- The request: Retype everything in the listing, leaving each line exactly as it is.

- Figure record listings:
* * * * * * * * *

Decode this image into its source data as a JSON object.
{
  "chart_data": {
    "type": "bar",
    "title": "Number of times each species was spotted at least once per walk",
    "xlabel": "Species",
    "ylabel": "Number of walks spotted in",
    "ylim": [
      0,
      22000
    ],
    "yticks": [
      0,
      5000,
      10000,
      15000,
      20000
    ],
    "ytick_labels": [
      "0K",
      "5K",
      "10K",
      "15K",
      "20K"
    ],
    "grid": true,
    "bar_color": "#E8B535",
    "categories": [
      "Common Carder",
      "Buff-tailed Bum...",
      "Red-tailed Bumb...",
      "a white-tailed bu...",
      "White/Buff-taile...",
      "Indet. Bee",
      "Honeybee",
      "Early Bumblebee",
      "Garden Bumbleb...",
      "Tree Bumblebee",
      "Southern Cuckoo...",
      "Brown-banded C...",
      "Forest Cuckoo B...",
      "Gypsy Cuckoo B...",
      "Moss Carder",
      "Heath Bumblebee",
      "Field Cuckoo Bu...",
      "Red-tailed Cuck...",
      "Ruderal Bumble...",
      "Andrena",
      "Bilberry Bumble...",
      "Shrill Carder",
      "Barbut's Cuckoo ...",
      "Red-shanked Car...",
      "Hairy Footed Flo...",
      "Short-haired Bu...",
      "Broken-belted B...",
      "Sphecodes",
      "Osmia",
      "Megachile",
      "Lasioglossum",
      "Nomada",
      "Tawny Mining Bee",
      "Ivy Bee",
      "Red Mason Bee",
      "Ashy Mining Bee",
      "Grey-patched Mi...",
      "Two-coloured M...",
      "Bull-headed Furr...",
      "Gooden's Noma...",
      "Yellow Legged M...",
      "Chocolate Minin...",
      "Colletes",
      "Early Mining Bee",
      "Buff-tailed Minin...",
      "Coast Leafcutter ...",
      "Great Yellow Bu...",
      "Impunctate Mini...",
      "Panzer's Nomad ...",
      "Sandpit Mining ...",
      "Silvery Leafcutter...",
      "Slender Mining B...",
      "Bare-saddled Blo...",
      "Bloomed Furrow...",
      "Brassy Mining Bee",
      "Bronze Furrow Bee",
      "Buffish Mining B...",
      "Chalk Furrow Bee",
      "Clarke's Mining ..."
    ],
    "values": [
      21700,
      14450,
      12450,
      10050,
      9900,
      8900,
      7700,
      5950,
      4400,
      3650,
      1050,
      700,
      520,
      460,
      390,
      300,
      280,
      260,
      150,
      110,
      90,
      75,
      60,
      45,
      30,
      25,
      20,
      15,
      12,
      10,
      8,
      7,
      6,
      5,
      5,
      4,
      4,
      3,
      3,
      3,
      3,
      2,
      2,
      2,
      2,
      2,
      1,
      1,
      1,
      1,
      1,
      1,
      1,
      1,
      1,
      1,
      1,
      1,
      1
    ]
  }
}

* * * * * * * * *

- Reply to the task:
Decode this image into its source data as a JSON object.
{
  "chart_data": {
    "type": "bar",
    "title": "Number of times each species was spotted at least once per walk",
    "xlabel": "Species",
    "ylabel": "Number of walks spotted in",
    "ylim": [
      0,
      22000
    ],
    "yticks": [
      0,
      5000,
      10000,
      15000,
      20000
    ],
    "ytick_labels": [
      "0K",
      "5K",
      "10K",
      "15K",
      "20K"
    ],
    "grid": true,
    "bar_color": "#E8B535",
    "categories": [
      "Common Carder",
      "Buff-tailed Bum...",
      "Red-tailed Bumb...",
      "a white-tailed bu...",
      "White/Buff-taile...",
      "Indet. Bee",
      "Honeybee",
      "Early Bumblebee",
      "Garden Bumbleb...",
      "Tree Bumblebee",
      "Southern Cuckoo...",
      "Brown-banded C...",
      "Forest Cuckoo B...",
      "Gypsy Cuckoo B...",
      "Moss Carder",
      "Heath Bumblebee",
      "Field Cuckoo Bu...",
      "Red-tailed Cuck...",
      "Ruderal Bumble...",
      "Andrena",
      "Bilberry Bumble...",
      "Shrill Carder",
      "Barbut's Cuckoo ...",
      "Red-shanked Car...",
      "Hairy Footed Flo...",
      "Short-haired Bu...",
      "Broken-belted B...",
      "Sphecodes",
      "Osmia",
      "Megachile",
      "Lasioglossum",
      "Nomada",
      "Tawny Mining Bee",
      "Ivy Bee",
      "Red Mason Bee",
      "Ashy Mining Bee",
      "Grey-patched Mi...",
      "Two-coloured M...",
      "Bull-headed Furr...",
      "Gooden's Noma...",
      "Yellow Legged M...",
      "Chocolate Minin...",
      "Colletes",
      "Early Mining Bee",
      "Buff-tailed Minin...",
      "Coast Leafcutter ...",
      "Great Yellow Bu...",
      "Impunctate Mini...",
      "Panzer's Nomad ...",
      "Sandpit Mining ...",
      "Silvery Leafcutter...",
      "Slender Mining B...",
      "Bare-saddled Blo...",
      "Bloomed Furrow...",
      "Brassy Mining Bee",
      "Bronze Furrow Bee",
      "Buffish Mining B...",
      "Chalk Furrow Bee",
      "Clarke's Mining ..."
    ],
    "values": [
      21700,
      14450,
      12450,
      10050,
      9900,
      8900,
      7700,
      5950,
      4400,
      3650,
      1050,
      700,
      520,
      460,
      390,
      300,
      280,
      260,
      150,
      110,
      90,
      75,
      60,
      45,
      30,
      25,
      20,
      15,
      12,
      10,
      8,
      7,
      6,
      5,
      5,
      4,
      4,
      3,
      3,
      3,
      3,
      2,
      2,
      2,
      2,
      2,
      1,
      1,
      1,
      1,
      1,
      1,
      1,
      1,
      1,
      1,
      1,
      1,
      1
    ]
  }
}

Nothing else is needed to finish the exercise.